### Aim
Output each entry verbatim and exclude every picture from it.

### Exercise input
————————
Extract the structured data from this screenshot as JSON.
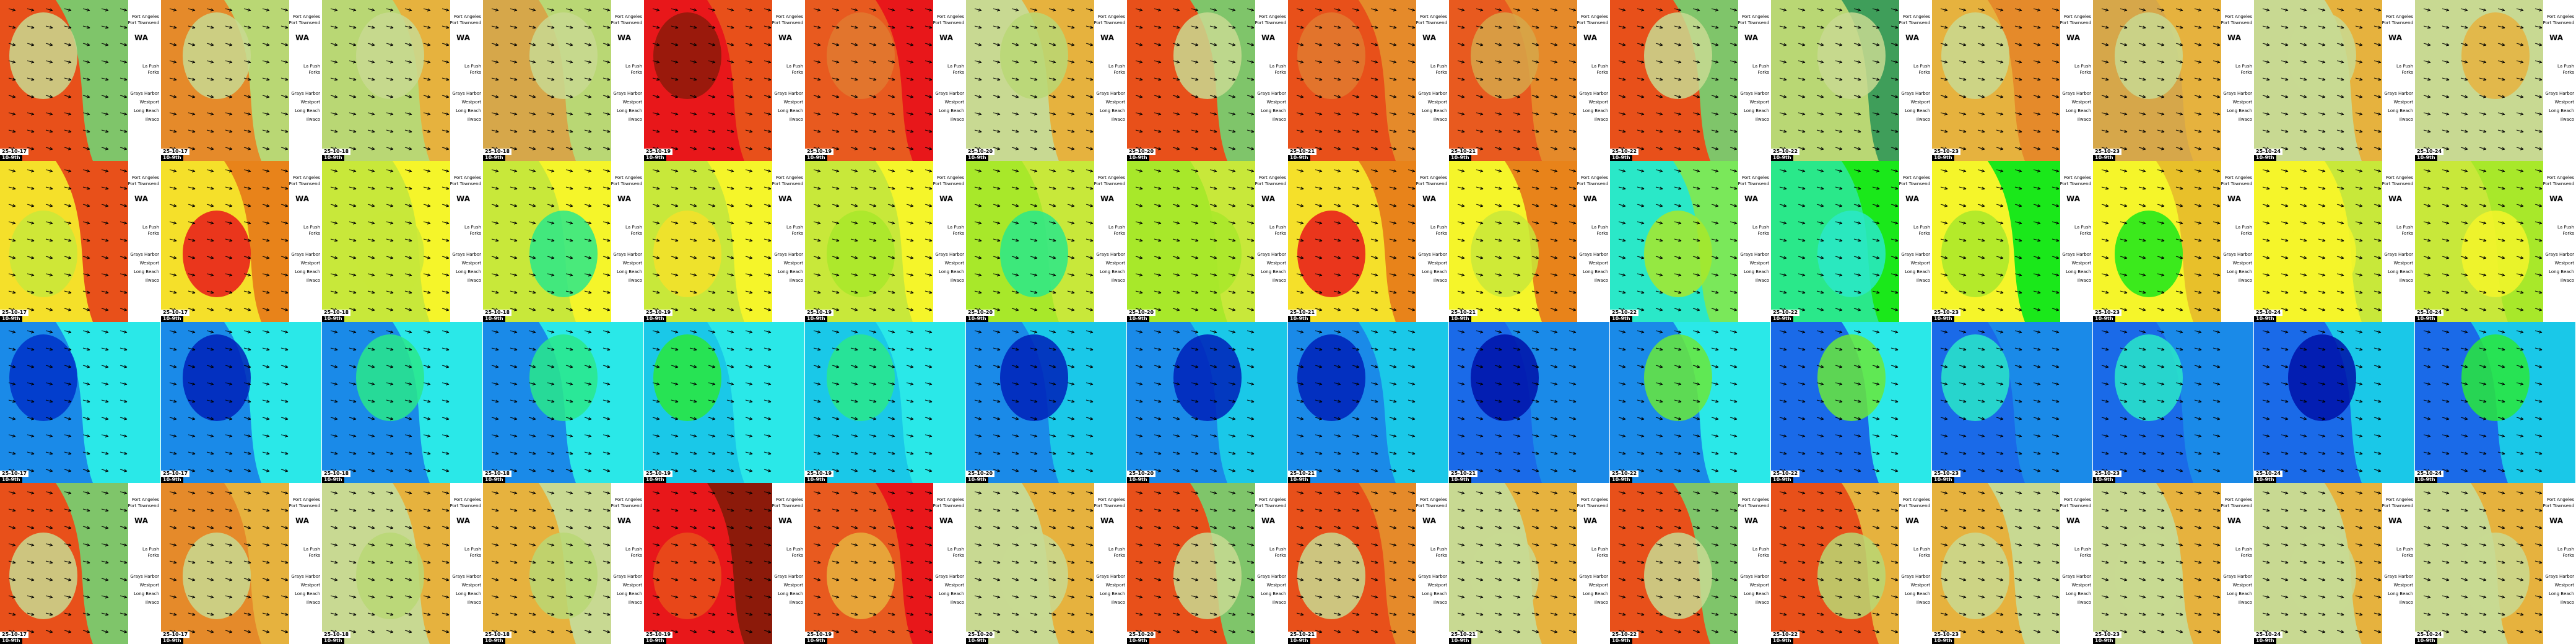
{
  "region_label": "WA",
  "town_labels": [
    "Port Angeles",
    "Port Townsend",
    "La Push",
    "Forks",
    "Grays Harbor",
    "Westport",
    "Long Beach",
    "Ilwaco"
  ],
  "columns": [
    {
      "date": "25-10-17",
      "time": "10-9th"
    },
    {
      "date": "25-10-17",
      "time": "10-9th"
    },
    {
      "date": "25-10-18",
      "time": "10-9th"
    },
    {
      "date": "25-10-18",
      "time": "10-9th"
    },
    {
      "date": "25-10-19",
      "time": "10-9th"
    },
    {
      "date": "25-10-19",
      "time": "10-9th"
    },
    {
      "date": "25-10-20",
      "time": "10-9th"
    },
    {
      "date": "25-10-20",
      "time": "10-9th"
    },
    {
      "date": "25-10-21",
      "time": "10-9th"
    },
    {
      "date": "25-10-21",
      "time": "10-9th"
    },
    {
      "date": "25-10-22",
      "time": "10-9th"
    },
    {
      "date": "25-10-22",
      "time": "10-9th"
    },
    {
      "date": "25-10-23",
      "time": "10-9th"
    },
    {
      "date": "25-10-23",
      "time": "10-9th"
    },
    {
      "date": "25-10-24",
      "time": "10-9th"
    },
    {
      "date": "25-10-24",
      "time": "10-9th"
    }
  ],
  "rows": [
    {
      "key": "wave-height",
      "colors": [
        [
          "#e8501a",
          "#7fc56a",
          "#c8d992"
        ],
        [
          "#e58a2a",
          "#b9d774",
          "#c8d992"
        ],
        [
          "#b9d774",
          "#e6b23e",
          "#c8d992"
        ],
        [
          "#d6a74a",
          "#b9d774",
          "#c8d992"
        ],
        [
          "#e8171a",
          "#e8501a",
          "#8c1a0a"
        ],
        [
          "#e85a1f",
          "#e8171a",
          "#e07a30"
        ],
        [
          "#c8d992",
          "#e6b23e",
          "#b9d774"
        ],
        [
          "#e8501a",
          "#7fc56a",
          "#c8d992"
        ],
        [
          "#e8501a",
          "#e58a2a",
          "#e07a30"
        ],
        [
          "#e85a1f",
          "#e58a2a",
          "#d6a74a"
        ],
        [
          "#e8501a",
          "#7fc56a",
          "#c8d992"
        ],
        [
          "#b9d774",
          "#3f9e5a",
          "#c8d992"
        ],
        [
          "#e6b23e",
          "#e58a2a",
          "#c8d992"
        ],
        [
          "#d6a74a",
          "#e6b23e",
          "#c8d992"
        ],
        [
          "#c8d992",
          "#e6b23e",
          "#c8d992"
        ],
        [
          "#c8d992",
          "#c8d992",
          "#e6b23e"
        ]
      ]
    },
    {
      "key": "wave-period",
      "colors": [
        [
          "#f5e02a",
          "#e8501a",
          "#c8e83a"
        ],
        [
          "#f5e02a",
          "#e8831a",
          "#e8171a"
        ],
        [
          "#c8e83a",
          "#f5f52a",
          "#c8e83a"
        ],
        [
          "#c8e83a",
          "#f5f52a",
          "#2ae88a"
        ],
        [
          "#c8e83a",
          "#f5f52a",
          "#f5e02a"
        ],
        [
          "#c8e83a",
          "#f5f52a",
          "#a8e82a"
        ],
        [
          "#a8e82a",
          "#c8e83a",
          "#2ae88a"
        ],
        [
          "#a8e82a",
          "#c8e83a",
          "#a8e82a"
        ],
        [
          "#f5e02a",
          "#e8831a",
          "#e8171a"
        ],
        [
          "#f5f52a",
          "#e8831a",
          "#c8e83a"
        ],
        [
          "#2ae8c8",
          "#7ae85a",
          "#a8e82a"
        ],
        [
          "#2ae88a",
          "#1ae81a",
          "#2ae8c8"
        ],
        [
          "#f5f52a",
          "#1ae81a",
          "#a8e82a"
        ],
        [
          "#f5f52a",
          "#e8c02a",
          "#1ae81a"
        ],
        [
          "#f5f52a",
          "#c8e83a",
          "#f5f52a"
        ],
        [
          "#c8e83a",
          "#a8e82a",
          "#f5f52a"
        ]
      ]
    },
    {
      "key": "surface-current",
      "colors": [
        [
          "#1a8ae8",
          "#2ae8e8",
          "#0030c8"
        ],
        [
          "#1a8ae8",
          "#2ae8e8",
          "#0020b8"
        ],
        [
          "#1a8ae8",
          "#2ae8e8",
          "#2ae88a"
        ],
        [
          "#1a8ae8",
          "#2ae8e8",
          "#2ae88a"
        ],
        [
          "#1ac8e8",
          "#2ae8e8",
          "#2ae83a"
        ],
        [
          "#1ac8e8",
          "#2ae8e8",
          "#2ae88a"
        ],
        [
          "#1a8ae8",
          "#1ac8e8",
          "#0020b8"
        ],
        [
          "#1a8ae8",
          "#1ac8e8",
          "#0020b8"
        ],
        [
          "#1a8ae8",
          "#1ac8e8",
          "#0020b8"
        ],
        [
          "#1a6ae8",
          "#1a8ae8",
          "#0010a8"
        ],
        [
          "#1a8ae8",
          "#2ae8e8",
          "#6ae83a"
        ],
        [
          "#1a6ae8",
          "#2ae8e8",
          "#6ae83a"
        ],
        [
          "#1a6ae8",
          "#1a8ae8",
          "#2ae8c8"
        ],
        [
          "#1a6ae8",
          "#1a8ae8",
          "#2ae8c8"
        ],
        [
          "#1a6ae8",
          "#1ac8e8",
          "#0010a8"
        ],
        [
          "#1a6ae8",
          "#1ac8e8",
          "#2ae83a"
        ]
      ]
    },
    {
      "key": "swell-height",
      "colors": [
        [
          "#e8501a",
          "#7fc56a",
          "#c8d992"
        ],
        [
          "#e58a2a",
          "#e6b23e",
          "#c8d992"
        ],
        [
          "#c8d992",
          "#e6b23e",
          "#b9d774"
        ],
        [
          "#e6b23e",
          "#c8d992",
          "#b9d774"
        ],
        [
          "#e8171a",
          "#8c1a0a",
          "#e8501a"
        ],
        [
          "#e85a1f",
          "#e8171a",
          "#e6b23e"
        ],
        [
          "#c8d992",
          "#e6b23e",
          "#c8d992"
        ],
        [
          "#e8501a",
          "#7fc56a",
          "#c8d992"
        ],
        [
          "#e8501a",
          "#e58a2a",
          "#c8d992"
        ],
        [
          "#c8d992",
          "#e6b23e",
          "#c8d992"
        ],
        [
          "#e8501a",
          "#7fc56a",
          "#c8d992"
        ],
        [
          "#e8501a",
          "#e6b23e",
          "#b9d774"
        ],
        [
          "#e6b23e",
          "#c8d992",
          "#c8d992"
        ],
        [
          "#c8d992",
          "#e6b23e",
          "#c8d992"
        ],
        [
          "#c8d992",
          "#e6b23e",
          "#c8d992"
        ],
        [
          "#c8d992",
          "#e6b23e",
          "#c8d992"
        ]
      ]
    }
  ]
}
————————
### Output for this task
Extract the structured data from this screenshot as JSON.
{
  "region_label": "WA",
  "town_labels": [
    "Port Angeles",
    "Port Townsend",
    "La Push",
    "Forks",
    "Grays Harbor",
    "Westport",
    "Long Beach",
    "Ilwaco"
  ],
  "columns": [
    {
      "date": "25-10-17",
      "time": "10-9th"
    },
    {
      "date": "25-10-17",
      "time": "10-9th"
    },
    {
      "date": "25-10-18",
      "time": "10-9th"
    },
    {
      "date": "25-10-18",
      "time": "10-9th"
    },
    {
      "date": "25-10-19",
      "time": "10-9th"
    },
    {
      "date": "25-10-19",
      "time": "10-9th"
    },
    {
      "date": "25-10-20",
      "time": "10-9th"
    },
    {
      "date": "25-10-20",
      "time": "10-9th"
    },
    {
      "date": "25-10-21",
      "time": "10-9th"
    },
    {
      "date": "25-10-21",
      "time": "10-9th"
    },
    {
      "date": "25-10-22",
      "time": "10-9th"
    },
    {
      "date": "25-10-22",
      "time": "10-9th"
    },
    {
      "date": "25-10-23",
      "time": "10-9th"
    },
    {
      "date": "25-10-23",
      "time": "10-9th"
    },
    {
      "date": "25-10-24",
      "time": "10-9th"
    },
    {
      "date": "25-10-24",
      "time": "10-9th"
    }
  ],
  "rows": [
    {
      "key": "wave-height",
      "colors": [
        [
          "#e8501a",
          "#7fc56a",
          "#c8d992"
        ],
        [
          "#e58a2a",
          "#b9d774",
          "#c8d992"
        ],
        [
          "#b9d774",
          "#e6b23e",
          "#c8d992"
        ],
        [
          "#d6a74a",
          "#b9d774",
          "#c8d992"
        ],
        [
          "#e8171a",
          "#e8501a",
          "#8c1a0a"
        ],
        [
          "#e85a1f",
          "#e8171a",
          "#e07a30"
        ],
        [
          "#c8d992",
          "#e6b23e",
          "#b9d774"
        ],
        [
          "#e8501a",
          "#7fc56a",
          "#c8d992"
        ],
        [
          "#e8501a",
          "#e58a2a",
          "#e07a30"
        ],
        [
          "#e85a1f",
          "#e58a2a",
          "#d6a74a"
        ],
        [
          "#e8501a",
          "#7fc56a",
          "#c8d992"
        ],
        [
          "#b9d774",
          "#3f9e5a",
          "#c8d992"
        ],
        [
          "#e6b23e",
          "#e58a2a",
          "#c8d992"
        ],
        [
          "#d6a74a",
          "#e6b23e",
          "#c8d992"
        ],
        [
          "#c8d992",
          "#e6b23e",
          "#c8d992"
        ],
        [
          "#c8d992",
          "#c8d992",
          "#e6b23e"
        ]
      ]
    },
    {
      "key": "wave-period",
      "colors": [
        [
          "#f5e02a",
          "#e8501a",
          "#c8e83a"
        ],
        [
          "#f5e02a",
          "#e8831a",
          "#e8171a"
        ],
        [
          "#c8e83a",
          "#f5f52a",
          "#c8e83a"
        ],
        [
          "#c8e83a",
          "#f5f52a",
          "#2ae88a"
        ],
        [
          "#c8e83a",
          "#f5f52a",
          "#f5e02a"
        ],
        [
          "#c8e83a",
          "#f5f52a",
          "#a8e82a"
        ],
        [
          "#a8e82a",
          "#c8e83a",
          "#2ae88a"
        ],
        [
          "#a8e82a",
          "#c8e83a",
          "#a8e82a"
        ],
        [
          "#f5e02a",
          "#e8831a",
          "#e8171a"
        ],
        [
          "#f5f52a",
          "#e8831a",
          "#c8e83a"
        ],
        [
          "#2ae8c8",
          "#7ae85a",
          "#a8e82a"
        ],
        [
          "#2ae88a",
          "#1ae81a",
          "#2ae8c8"
        ],
        [
          "#f5f52a",
          "#1ae81a",
          "#a8e82a"
        ],
        [
          "#f5f52a",
          "#e8c02a",
          "#1ae81a"
        ],
        [
          "#f5f52a",
          "#c8e83a",
          "#f5f52a"
        ],
        [
          "#c8e83a",
          "#a8e82a",
          "#f5f52a"
        ]
      ]
    },
    {
      "key": "surface-current",
      "colors": [
        [
          "#1a8ae8",
          "#2ae8e8",
          "#0030c8"
        ],
        [
          "#1a8ae8",
          "#2ae8e8",
          "#0020b8"
        ],
        [
          "#1a8ae8",
          "#2ae8e8",
          "#2ae88a"
        ],
        [
          "#1a8ae8",
          "#2ae8e8",
          "#2ae88a"
        ],
        [
          "#1ac8e8",
          "#2ae8e8",
          "#2ae83a"
        ],
        [
          "#1ac8e8",
          "#2ae8e8",
          "#2ae88a"
        ],
        [
          "#1a8ae8",
          "#1ac8e8",
          "#0020b8"
        ],
        [
          "#1a8ae8",
          "#1ac8e8",
          "#0020b8"
        ],
        [
          "#1a8ae8",
          "#1ac8e8",
          "#0020b8"
        ],
        [
          "#1a6ae8",
          "#1a8ae8",
          "#0010a8"
        ],
        [
          "#1a8ae8",
          "#2ae8e8",
          "#6ae83a"
        ],
        [
          "#1a6ae8",
          "#2ae8e8",
          "#6ae83a"
        ],
        [
          "#1a6ae8",
          "#1a8ae8",
          "#2ae8c8"
        ],
        [
          "#1a6ae8",
          "#1a8ae8",
          "#2ae8c8"
        ],
        [
          "#1a6ae8",
          "#1ac8e8",
          "#0010a8"
        ],
        [
          "#1a6ae8",
          "#1ac8e8",
          "#2ae83a"
        ]
      ]
    },
    {
      "key": "swell-height",
      "colors": [
        [
          "#e8501a",
          "#7fc56a",
          "#c8d992"
        ],
        [
          "#e58a2a",
          "#e6b23e",
          "#c8d992"
        ],
        [
          "#c8d992",
          "#e6b23e",
          "#b9d774"
        ],
        [
          "#e6b23e",
          "#c8d992",
          "#b9d774"
        ],
        [
          "#e8171a",
          "#8c1a0a",
          "#e8501a"
        ],
        [
          "#e85a1f",
          "#e8171a",
          "#e6b23e"
        ],
        [
          "#c8d992",
          "#e6b23e",
          "#c8d992"
        ],
        [
          "#e8501a",
          "#7fc56a",
          "#c8d992"
        ],
        [
          "#e8501a",
          "#e58a2a",
          "#c8d992"
        ],
        [
          "#c8d992",
          "#e6b23e",
          "#c8d992"
        ],
        [
          "#e8501a",
          "#7fc56a",
          "#c8d992"
        ],
        [
          "#e8501a",
          "#e6b23e",
          "#b9d774"
        ],
        [
          "#e6b23e",
          "#c8d992",
          "#c8d992"
        ],
        [
          "#c8d992",
          "#e6b23e",
          "#c8d992"
        ],
        [
          "#c8d992",
          "#e6b23e",
          "#c8d992"
        ],
        [
          "#c8d992",
          "#e6b23e",
          "#c8d992"
        ]
      ]
    }
  ]
}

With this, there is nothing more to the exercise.